-- WHAT NEEDS TO BE DONE --
For the string "consumers", search the entries below and copy every line where it appears.

*** EXERCISE INPUT ***

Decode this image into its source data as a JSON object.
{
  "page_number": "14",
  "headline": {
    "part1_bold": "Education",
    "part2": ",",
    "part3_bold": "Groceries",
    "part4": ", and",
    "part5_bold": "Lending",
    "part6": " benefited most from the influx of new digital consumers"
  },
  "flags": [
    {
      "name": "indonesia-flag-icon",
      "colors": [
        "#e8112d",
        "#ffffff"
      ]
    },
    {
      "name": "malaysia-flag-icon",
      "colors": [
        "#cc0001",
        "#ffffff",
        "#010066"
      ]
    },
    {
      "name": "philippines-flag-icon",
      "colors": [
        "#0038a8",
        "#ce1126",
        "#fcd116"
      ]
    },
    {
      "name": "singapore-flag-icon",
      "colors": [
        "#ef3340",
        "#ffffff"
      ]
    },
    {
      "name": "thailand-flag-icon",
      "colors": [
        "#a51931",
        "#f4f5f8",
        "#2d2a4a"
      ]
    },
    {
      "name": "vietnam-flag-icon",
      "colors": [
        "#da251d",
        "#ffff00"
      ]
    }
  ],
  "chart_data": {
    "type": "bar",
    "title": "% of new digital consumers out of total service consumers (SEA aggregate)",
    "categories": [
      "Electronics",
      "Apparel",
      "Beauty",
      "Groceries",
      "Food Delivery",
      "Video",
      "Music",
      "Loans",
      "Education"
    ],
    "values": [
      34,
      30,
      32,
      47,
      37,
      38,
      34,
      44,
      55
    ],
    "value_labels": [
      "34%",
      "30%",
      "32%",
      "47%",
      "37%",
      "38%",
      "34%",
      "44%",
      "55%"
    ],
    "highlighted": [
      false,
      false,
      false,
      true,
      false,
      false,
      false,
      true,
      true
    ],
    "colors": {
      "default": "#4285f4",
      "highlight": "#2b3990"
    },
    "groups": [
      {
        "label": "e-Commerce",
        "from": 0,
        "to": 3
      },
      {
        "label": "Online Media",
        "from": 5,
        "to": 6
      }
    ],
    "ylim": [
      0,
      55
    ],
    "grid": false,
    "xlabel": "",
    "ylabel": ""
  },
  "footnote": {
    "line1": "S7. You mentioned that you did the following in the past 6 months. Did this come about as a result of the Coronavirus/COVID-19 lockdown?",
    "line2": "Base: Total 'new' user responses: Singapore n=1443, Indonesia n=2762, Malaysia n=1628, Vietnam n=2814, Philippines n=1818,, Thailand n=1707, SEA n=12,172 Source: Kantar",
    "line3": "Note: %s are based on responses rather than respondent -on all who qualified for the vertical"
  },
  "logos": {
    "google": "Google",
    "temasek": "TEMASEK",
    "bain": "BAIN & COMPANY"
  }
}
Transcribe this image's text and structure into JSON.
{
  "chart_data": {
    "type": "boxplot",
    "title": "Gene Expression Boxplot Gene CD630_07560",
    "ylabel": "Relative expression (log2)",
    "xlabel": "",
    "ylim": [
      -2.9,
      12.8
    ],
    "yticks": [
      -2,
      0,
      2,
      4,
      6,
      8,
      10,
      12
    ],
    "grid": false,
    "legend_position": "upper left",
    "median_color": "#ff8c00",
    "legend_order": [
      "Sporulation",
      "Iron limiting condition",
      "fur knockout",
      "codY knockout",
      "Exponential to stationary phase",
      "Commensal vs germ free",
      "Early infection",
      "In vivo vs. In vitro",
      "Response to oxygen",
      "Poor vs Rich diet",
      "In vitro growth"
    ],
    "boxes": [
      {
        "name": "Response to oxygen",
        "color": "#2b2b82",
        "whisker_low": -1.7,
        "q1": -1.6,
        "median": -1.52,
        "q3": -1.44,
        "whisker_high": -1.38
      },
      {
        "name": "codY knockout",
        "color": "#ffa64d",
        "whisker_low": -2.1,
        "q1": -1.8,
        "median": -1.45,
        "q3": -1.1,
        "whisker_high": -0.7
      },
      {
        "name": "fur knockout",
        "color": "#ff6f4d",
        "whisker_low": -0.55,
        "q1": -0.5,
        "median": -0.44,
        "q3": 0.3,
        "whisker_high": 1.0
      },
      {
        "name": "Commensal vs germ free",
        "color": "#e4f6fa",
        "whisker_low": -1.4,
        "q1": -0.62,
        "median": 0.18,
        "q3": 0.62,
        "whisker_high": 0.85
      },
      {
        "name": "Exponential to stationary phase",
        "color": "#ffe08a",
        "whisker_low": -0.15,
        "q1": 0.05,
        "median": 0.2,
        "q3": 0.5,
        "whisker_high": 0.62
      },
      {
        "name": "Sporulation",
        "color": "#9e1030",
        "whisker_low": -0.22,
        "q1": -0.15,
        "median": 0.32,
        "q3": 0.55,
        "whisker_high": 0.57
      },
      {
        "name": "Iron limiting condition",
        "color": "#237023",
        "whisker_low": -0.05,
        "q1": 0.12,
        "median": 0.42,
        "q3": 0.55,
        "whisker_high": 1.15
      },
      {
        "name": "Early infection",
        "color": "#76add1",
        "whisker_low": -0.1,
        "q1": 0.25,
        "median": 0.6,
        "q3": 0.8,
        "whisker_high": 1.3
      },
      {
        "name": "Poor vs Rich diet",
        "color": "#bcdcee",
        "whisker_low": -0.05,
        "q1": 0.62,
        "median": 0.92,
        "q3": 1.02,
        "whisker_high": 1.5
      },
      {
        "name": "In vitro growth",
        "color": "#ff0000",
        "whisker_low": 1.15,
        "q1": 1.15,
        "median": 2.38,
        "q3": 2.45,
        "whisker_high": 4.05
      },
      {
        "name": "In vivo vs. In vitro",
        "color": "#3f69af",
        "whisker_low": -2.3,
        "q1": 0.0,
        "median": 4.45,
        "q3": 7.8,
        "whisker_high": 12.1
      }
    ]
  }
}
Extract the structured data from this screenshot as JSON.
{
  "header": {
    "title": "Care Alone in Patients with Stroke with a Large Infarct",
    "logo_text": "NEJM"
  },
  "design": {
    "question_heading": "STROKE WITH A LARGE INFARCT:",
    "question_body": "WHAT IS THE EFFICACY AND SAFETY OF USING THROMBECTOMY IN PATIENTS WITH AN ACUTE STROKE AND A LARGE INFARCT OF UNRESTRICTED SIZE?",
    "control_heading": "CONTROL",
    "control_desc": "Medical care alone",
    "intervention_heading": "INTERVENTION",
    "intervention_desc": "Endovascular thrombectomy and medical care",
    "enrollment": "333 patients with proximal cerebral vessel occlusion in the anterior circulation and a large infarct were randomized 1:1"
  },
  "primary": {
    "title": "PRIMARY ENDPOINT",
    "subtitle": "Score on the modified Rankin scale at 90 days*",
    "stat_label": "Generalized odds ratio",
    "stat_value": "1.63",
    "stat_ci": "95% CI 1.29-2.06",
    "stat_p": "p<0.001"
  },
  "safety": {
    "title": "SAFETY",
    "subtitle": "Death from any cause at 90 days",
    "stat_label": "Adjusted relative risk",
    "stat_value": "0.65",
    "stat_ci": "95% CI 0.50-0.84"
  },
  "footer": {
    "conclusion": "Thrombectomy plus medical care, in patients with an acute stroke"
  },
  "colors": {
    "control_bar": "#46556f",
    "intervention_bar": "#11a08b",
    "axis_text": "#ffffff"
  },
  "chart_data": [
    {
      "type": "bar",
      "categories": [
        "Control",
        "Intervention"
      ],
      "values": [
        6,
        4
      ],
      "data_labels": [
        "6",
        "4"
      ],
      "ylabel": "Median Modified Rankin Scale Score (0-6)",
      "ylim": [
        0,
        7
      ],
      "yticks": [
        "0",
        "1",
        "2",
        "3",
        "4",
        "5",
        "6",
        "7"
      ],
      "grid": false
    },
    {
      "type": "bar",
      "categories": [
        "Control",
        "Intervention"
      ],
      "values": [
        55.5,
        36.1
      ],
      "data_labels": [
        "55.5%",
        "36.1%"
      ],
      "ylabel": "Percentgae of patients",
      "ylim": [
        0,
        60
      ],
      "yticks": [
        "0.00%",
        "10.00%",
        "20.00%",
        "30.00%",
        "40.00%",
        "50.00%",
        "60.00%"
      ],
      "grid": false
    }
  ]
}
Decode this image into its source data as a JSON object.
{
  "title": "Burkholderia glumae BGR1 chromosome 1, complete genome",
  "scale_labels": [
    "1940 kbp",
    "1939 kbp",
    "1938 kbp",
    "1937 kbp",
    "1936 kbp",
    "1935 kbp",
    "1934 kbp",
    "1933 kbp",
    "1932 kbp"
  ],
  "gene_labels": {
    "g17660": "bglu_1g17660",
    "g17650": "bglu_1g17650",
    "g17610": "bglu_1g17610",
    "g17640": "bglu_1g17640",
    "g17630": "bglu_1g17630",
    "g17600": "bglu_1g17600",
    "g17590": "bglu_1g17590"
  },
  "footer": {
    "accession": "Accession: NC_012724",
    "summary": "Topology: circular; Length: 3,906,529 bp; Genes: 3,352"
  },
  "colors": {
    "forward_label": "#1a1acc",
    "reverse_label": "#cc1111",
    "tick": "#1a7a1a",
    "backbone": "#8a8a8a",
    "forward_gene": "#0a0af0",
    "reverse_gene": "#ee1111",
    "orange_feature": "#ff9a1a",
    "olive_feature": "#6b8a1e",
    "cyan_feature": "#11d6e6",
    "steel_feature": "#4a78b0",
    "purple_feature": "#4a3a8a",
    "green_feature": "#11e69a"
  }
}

*** End of EXERCISE INPUT ***

-- WRITTEN RESPONSE --
    "part6": " benefited most from the influx of new digital consumers"
    "title": "% of new digital consumers out of total service consumers (SEA aggregate)",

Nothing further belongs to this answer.